» Text shown
• • • • •

This is an old revision of the document!


Lab 05: Multithreading

Concurrency

Most modern microprocessors consist of more than one core, each of which can operate as an individual processing unit. They can execute different parts of different programs at the same time.

A flow of execution through certain parts of a program is called a thread of execution or a thread. Programs can consist of multiple threads that are being actively executed at the same time. The operating system starts and executes each thread on a core and then suspends it to execute other threads, thus each thread is competing with the other threads in the system for computational time on the processor. The execution of each thread may involve many cycles of starting and suspending.

All of the threads of all of the programs that are active at a given time are executed on the very cores of the microprocessor. The operating system decides when and under what condition to start and suspend each thread. We call this process of start/suspend/swap a context switch.

The features of the std.parallelism module make it possible for programs to take advantage of all of the cores in order to run faster.

std.parallelism.Task

Operations that are executed in parallel with other operations of a program are called tasks. Tasks are represented by the type std.parallelism.Task.

Task represents the fundamental unit of work. A Task may be executed in parallel with any other Task. Using this struct directly allows future/promise parallelism. In this paradigm, a function (or delegate or other callable) is executed in a thread other than the one it was called from. The calling thread does not block while the function is being executed.

For simplicity, the std.parallelism.task and std.parallelism.scopedTask functions are generally used to create an instance of the Task struct.

Using the Task struct has three steps:

1. First, we need to create a task instance.

int anOperation(string id) {
  writefln("Executing %s", id);
  Thread.sleep(1.seconds);
  return 42;
}
 
void main() {
  /* Construct a task object that will execute
   * anOperation(). The function parameters that are
   * specified here are passed to the task function as its
   * function parameters. */
   auto theTask = task!anOperation("theTask");
   /* the main thread continues to do stuff */
}

2. Now we've just created a new Task instance, but the task isn't running yet. Next we'll launch the task execution.

• • • • •

» Information supplied

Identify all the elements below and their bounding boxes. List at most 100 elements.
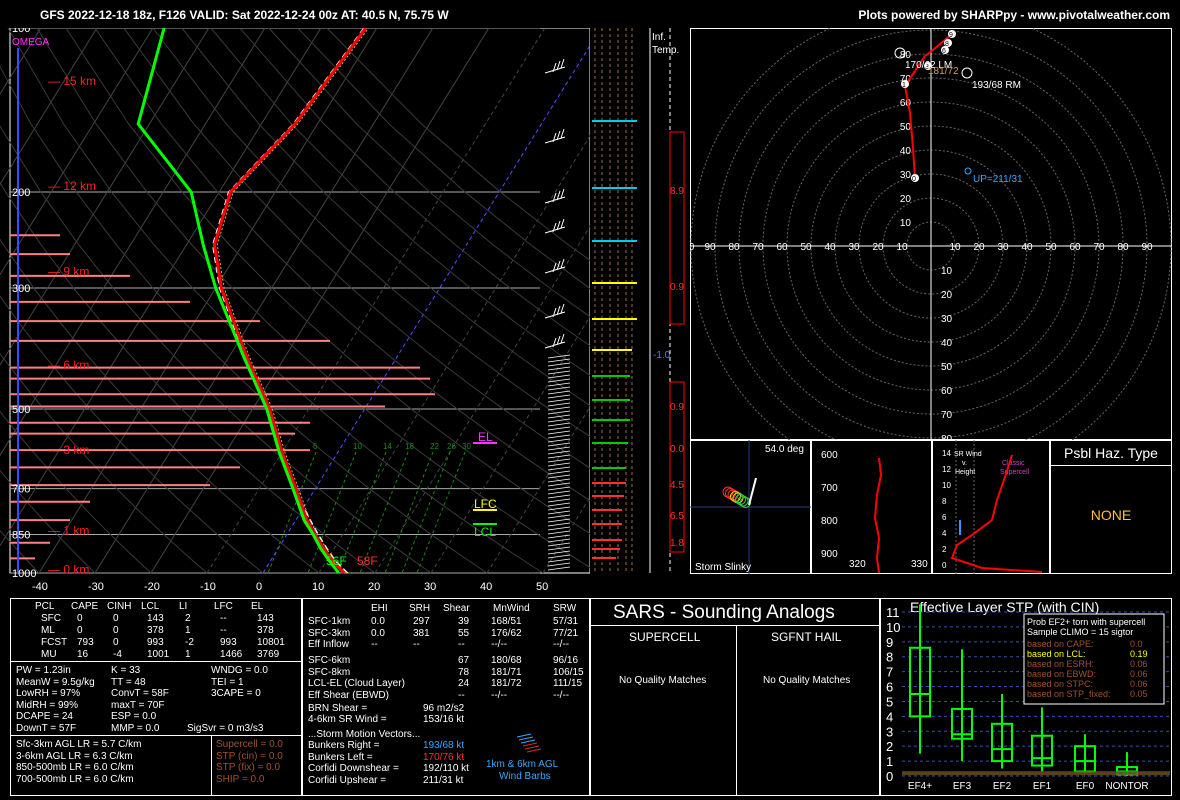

• • • • •

» What you have to do
From the multithreading lab page, reproduce everything from "All of the threads" down to "the type std.parallelism.Task." word for word.

» The output
All of the threads of all of the programs that are active at a given time are executed on the very cores of the microprocessor. The operating system decides when and under what condition to start and suspend each thread. We call this process of start/suspend/swap a context switch.

The features of the std.parallelism module make it possible for programs to take advantage of all of the cores in order to run faster.

std.parallelism.Task

Operations that are executed in parallel with other operations of a program are called tasks. Tasks are represented by the type std.parallelism.Task.